=== WHAT IS BEING ASKED ===
Reproduce the listing below character for character; drop every image.

start

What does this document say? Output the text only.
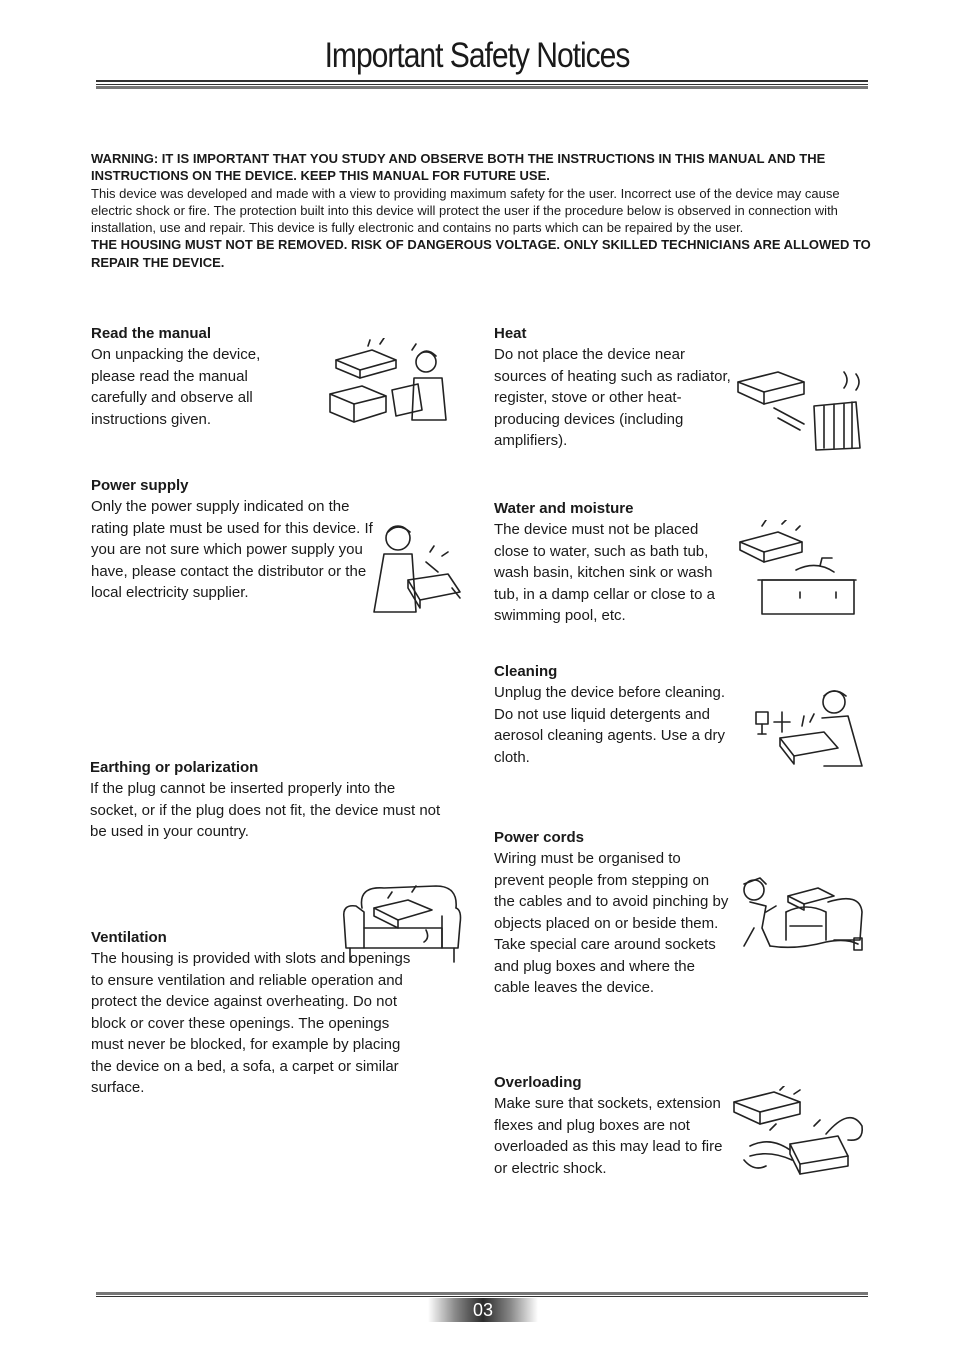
Important Safety Notices
WARNING: IT IS IMPORTANT THAT YOU STUDY AND OBSERVE BOTH THE INSTRUCTIONS IN THIS MANUAL AND THE INSTRUCTIONS ON THE DEVICE. KEEP THIS MANUAL FOR FUTURE USE.
This device was developed and made with a view to providing maximum safety for the user. Incorrect use of the device may cause electric shock or fire. The protection built into this device will protect the user if the procedure below is observed in connection with installation, use and repair. This device is fully electronic and contains no parts which can be repaired by the user.
THE HOUSING MUST NOT BE REMOVED. RISK OF DANGEROUS VOLTAGE. ONLY SKILLED TECHNICIANS ARE ALLOWED TO REPAIR THE DEVICE.
Read the manual

On unpacking the device, please read the manual carefully and observe all instructions given.

Power supply

Only the power supply indicated on the rating plate must be used for this device. If you are not sure which power supply you have, please contact the distributor or the local electricity supplier.

Earthing or polarization

If the plug cannot be inserted properly into the socket, or if the plug does not fit, the device must not be used in your country.

Ventilation

The housing is provided with slots and openings to ensure ventilation and reliable operation and protect the device against overheating. Do not block or cover these openings. The openings must never be blocked, for example by placing the device on a bed, a sofa, a carpet or similar surface.

Heat

Do not place the device near sources of heating such as radiator, register, stove or other heat-producing devices (including amplifiers).

Water and moisture

The device must not be placed close to water, such as bath tub, wash basin, kitchen sink or wash tub, in a damp cellar or close to a swimming pool, etc.

Cleaning

Unplug the device before cleaning. Do not use liquid detergents and aerosol cleaning agents. Use a dry cloth.

Power cords

Wiring must be organised to prevent people from stepping on the cables and to avoid pinching by objects placed on or beside them. Take special care around sockets and plug boxes and where the cable leaves the device.

Overloading

Make sure that sockets, extension flexes and plug boxes are not overloaded as this may lead to fire or electric shock.

03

end

=== SOLUTION ===
What does this document say? Output the text only.
Important Safety Notices
WARNING: IT IS IMPORTANT THAT YOU STUDY AND OBSERVE BOTH THE INSTRUCTIONS IN THIS MANUAL AND THE INSTRUCTIONS ON THE DEVICE. KEEP THIS MANUAL FOR FUTURE USE.
This device was developed and made with a view to providing maximum safety for the user. Incorrect use of the device may cause electric shock or fire. The protection built into this device will protect the user if the procedure below is observed in connection with installation, use and repair. This device is fully electronic and contains no parts which can be repaired by the user.
THE HOUSING MUST NOT BE REMOVED. RISK OF DANGEROUS VOLTAGE. ONLY SKILLED TECHNICIANS ARE ALLOWED TO REPAIR THE DEVICE.
Read the manual

On unpacking the device, please read the manual carefully and observe all instructions given.

Power supply

Only the power supply indicated on the rating plate must be used for this device. If you are not sure which power supply you have, please contact the distributor or the local electricity supplier.

Earthing or polarization

If the plug cannot be inserted properly into the socket, or if the plug does not fit, the device must not be used in your country.

Ventilation

The housing is provided with slots and openings to ensure ventilation and reliable operation and protect the device against overheating. Do not block or cover these openings. The openings must never be blocked, for example by placing the device on a bed, a sofa, a carpet or similar surface.

Heat

Do not place the device near sources of heating such as radiator, register, stove or other heat-producing devices (including amplifiers).

Water and moisture

The device must not be placed close to water, such as bath tub, wash basin, kitchen sink or wash tub, in a damp cellar or close to a swimming pool, etc.

Cleaning

Unplug the device before cleaning. Do not use liquid detergents and aerosol cleaning agents. Use a dry cloth.

Power cords

Wiring must be organised to prevent people from stepping on the cables and to avoid pinching by objects placed on or beside them. Take special care around sockets and plug boxes and where the cable leaves the device.

Overloading

Make sure that sockets, extension flexes and plug boxes are not overloaded as this may lead to fire or electric shock.

03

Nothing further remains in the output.